> [The task] Each line of the data that includes the string "page" is to be copied out.
----
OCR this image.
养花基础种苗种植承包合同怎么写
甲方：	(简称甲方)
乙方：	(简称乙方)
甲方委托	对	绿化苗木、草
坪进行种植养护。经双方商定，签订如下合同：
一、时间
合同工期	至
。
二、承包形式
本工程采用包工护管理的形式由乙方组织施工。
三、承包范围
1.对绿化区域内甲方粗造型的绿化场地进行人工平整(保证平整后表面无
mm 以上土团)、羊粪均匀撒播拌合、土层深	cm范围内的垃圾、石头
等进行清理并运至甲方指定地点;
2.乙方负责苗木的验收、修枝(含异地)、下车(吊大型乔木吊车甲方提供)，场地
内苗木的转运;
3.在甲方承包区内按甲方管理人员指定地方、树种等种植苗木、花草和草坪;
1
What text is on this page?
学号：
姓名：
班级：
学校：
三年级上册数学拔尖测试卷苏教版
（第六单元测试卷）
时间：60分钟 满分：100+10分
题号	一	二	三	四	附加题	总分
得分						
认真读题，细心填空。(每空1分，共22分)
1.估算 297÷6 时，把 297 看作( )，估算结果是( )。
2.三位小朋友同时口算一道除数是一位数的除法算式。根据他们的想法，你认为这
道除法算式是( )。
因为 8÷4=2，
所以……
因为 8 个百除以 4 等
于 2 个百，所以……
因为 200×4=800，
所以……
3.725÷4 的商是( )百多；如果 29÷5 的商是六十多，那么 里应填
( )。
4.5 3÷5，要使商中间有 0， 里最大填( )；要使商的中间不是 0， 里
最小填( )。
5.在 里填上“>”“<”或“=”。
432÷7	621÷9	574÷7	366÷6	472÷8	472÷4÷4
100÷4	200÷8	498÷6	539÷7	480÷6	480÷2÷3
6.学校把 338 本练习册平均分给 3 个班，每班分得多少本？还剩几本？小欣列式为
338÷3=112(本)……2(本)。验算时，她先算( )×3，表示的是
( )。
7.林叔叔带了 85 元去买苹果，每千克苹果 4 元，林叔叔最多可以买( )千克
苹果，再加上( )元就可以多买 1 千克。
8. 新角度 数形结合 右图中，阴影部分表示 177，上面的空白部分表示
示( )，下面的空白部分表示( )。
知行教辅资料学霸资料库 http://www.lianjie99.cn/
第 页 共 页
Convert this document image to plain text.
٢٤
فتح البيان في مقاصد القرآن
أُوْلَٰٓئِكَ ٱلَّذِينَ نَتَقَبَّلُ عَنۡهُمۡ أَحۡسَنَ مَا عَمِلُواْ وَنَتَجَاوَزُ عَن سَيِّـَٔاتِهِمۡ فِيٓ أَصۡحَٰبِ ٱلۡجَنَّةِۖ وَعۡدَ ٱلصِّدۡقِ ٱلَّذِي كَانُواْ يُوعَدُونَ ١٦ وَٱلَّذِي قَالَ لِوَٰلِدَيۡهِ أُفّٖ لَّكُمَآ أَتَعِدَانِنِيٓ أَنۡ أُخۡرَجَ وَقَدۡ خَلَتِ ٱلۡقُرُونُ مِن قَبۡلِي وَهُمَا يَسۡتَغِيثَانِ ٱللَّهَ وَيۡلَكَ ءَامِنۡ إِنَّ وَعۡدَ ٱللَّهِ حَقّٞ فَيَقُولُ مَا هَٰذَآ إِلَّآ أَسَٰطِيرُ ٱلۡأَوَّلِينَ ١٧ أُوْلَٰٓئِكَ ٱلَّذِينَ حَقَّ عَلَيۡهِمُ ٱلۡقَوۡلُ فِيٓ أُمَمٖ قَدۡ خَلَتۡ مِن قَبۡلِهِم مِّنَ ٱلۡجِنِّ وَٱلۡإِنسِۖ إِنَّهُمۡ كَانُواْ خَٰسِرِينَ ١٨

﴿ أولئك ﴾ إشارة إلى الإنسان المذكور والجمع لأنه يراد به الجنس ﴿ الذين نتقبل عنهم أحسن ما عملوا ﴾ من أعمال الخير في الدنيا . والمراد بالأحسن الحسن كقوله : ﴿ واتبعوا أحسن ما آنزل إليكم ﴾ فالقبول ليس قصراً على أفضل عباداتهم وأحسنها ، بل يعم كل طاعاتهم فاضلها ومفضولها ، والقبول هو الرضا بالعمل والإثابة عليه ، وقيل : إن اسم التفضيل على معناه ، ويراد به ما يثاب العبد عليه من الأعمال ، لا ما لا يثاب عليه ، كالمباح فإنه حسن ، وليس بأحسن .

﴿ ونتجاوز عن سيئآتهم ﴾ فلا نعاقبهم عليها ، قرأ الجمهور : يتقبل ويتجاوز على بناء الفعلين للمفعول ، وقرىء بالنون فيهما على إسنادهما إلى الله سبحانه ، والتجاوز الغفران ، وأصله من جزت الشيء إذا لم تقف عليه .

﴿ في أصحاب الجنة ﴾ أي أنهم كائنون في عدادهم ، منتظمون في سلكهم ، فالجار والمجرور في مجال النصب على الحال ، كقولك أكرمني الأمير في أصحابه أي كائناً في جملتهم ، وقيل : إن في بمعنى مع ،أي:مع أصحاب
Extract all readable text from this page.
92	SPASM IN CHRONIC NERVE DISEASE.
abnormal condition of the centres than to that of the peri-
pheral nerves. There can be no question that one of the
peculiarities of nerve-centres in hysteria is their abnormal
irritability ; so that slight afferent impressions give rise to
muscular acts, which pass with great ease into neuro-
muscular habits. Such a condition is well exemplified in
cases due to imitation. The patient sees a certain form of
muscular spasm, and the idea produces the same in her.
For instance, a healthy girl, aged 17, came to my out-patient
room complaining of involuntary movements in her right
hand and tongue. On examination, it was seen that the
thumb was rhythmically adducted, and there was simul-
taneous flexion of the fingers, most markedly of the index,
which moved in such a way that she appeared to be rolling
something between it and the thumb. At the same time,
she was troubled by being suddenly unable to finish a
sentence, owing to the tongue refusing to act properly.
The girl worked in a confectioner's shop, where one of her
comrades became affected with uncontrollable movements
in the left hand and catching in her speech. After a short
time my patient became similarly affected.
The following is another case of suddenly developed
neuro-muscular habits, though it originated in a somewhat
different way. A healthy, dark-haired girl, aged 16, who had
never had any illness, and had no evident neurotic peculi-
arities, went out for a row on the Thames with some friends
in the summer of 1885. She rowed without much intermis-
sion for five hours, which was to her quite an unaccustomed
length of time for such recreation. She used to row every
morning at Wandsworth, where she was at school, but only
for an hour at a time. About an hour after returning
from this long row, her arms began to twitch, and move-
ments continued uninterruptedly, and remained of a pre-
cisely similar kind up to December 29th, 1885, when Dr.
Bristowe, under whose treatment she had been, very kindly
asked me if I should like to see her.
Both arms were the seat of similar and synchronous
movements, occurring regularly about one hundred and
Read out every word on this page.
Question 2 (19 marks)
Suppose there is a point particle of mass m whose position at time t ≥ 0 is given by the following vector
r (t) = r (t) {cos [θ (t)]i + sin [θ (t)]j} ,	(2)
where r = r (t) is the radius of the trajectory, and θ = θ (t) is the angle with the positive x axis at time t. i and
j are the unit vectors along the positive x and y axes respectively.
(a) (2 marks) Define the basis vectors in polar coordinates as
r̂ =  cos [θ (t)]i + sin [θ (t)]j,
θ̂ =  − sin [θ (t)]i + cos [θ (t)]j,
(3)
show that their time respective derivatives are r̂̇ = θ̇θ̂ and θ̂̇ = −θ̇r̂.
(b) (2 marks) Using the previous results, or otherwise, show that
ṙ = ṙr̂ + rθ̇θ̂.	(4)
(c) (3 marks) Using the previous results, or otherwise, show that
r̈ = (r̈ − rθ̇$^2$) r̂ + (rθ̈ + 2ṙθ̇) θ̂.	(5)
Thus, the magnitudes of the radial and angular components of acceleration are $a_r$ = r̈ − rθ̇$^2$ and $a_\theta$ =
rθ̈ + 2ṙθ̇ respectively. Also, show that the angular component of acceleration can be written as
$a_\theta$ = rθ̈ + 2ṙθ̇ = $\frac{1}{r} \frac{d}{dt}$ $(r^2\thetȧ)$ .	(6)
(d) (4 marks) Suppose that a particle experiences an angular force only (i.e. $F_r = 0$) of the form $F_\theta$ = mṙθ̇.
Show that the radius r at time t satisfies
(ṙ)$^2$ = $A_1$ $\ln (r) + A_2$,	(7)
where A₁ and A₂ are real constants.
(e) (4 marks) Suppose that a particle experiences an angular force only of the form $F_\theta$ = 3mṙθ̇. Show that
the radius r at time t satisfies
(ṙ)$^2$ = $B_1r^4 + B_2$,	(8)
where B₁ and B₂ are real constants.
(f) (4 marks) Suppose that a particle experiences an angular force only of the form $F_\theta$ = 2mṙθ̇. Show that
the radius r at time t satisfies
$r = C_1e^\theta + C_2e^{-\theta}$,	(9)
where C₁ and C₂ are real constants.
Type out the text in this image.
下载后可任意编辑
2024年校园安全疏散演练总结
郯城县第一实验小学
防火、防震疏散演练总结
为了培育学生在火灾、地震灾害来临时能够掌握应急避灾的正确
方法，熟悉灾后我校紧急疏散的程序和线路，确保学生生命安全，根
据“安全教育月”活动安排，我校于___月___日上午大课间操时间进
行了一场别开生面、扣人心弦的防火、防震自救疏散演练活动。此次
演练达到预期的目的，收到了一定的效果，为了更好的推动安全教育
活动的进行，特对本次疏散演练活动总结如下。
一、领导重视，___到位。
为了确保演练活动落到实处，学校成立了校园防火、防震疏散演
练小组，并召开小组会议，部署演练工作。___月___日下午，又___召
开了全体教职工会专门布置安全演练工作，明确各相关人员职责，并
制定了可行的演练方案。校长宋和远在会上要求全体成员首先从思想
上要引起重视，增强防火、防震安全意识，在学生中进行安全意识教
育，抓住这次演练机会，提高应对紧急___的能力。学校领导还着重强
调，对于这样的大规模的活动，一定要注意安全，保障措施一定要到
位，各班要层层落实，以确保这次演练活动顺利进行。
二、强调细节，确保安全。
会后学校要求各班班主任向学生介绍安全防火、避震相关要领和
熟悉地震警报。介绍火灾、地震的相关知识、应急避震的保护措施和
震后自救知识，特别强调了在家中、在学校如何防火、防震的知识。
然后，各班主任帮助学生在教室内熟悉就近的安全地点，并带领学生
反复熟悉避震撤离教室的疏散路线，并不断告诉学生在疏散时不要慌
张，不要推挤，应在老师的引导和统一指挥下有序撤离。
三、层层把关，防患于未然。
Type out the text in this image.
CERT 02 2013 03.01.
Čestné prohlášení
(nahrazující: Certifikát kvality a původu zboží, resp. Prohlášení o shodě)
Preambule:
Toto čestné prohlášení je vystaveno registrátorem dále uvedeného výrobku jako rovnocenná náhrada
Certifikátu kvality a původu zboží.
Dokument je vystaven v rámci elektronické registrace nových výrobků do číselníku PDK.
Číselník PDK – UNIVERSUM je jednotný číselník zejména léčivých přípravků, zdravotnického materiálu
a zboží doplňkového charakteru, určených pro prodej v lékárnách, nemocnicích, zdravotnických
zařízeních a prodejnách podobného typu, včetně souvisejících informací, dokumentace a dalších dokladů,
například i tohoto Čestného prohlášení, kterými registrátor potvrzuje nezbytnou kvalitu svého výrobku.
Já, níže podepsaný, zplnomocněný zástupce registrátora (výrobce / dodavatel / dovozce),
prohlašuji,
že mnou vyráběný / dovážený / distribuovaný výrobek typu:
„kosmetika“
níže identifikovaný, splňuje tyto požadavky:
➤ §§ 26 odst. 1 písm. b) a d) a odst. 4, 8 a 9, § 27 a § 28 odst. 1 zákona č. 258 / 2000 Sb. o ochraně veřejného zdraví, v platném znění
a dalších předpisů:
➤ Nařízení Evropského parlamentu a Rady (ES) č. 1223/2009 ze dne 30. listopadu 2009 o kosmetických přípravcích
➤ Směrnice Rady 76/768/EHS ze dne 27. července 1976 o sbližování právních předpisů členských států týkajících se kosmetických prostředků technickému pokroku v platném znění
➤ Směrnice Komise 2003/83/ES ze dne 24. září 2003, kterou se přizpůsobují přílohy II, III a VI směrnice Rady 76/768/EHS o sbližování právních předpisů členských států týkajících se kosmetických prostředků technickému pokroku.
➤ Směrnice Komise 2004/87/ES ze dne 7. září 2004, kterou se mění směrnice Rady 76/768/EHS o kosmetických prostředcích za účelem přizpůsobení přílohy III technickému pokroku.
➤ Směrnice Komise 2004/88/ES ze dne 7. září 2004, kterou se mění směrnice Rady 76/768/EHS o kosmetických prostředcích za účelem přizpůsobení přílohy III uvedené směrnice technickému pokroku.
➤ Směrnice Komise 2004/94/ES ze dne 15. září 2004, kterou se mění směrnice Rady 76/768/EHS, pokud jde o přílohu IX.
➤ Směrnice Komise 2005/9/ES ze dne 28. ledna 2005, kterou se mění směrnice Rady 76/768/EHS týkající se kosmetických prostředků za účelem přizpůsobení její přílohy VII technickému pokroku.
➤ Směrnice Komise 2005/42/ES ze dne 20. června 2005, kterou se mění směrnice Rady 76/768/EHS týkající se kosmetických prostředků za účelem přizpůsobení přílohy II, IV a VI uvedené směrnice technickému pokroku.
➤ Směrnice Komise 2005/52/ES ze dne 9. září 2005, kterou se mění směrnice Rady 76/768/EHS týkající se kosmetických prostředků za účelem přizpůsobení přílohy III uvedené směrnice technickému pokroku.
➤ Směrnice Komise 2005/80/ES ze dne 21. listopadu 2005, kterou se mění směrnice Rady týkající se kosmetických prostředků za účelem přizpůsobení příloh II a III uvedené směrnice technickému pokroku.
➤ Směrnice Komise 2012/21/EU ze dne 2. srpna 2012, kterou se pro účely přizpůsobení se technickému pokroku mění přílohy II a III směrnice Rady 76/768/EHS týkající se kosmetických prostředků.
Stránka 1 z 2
----
> [Output of the task]
What text is on this page?
Extract all readable text from this page.
Read out every word on this page.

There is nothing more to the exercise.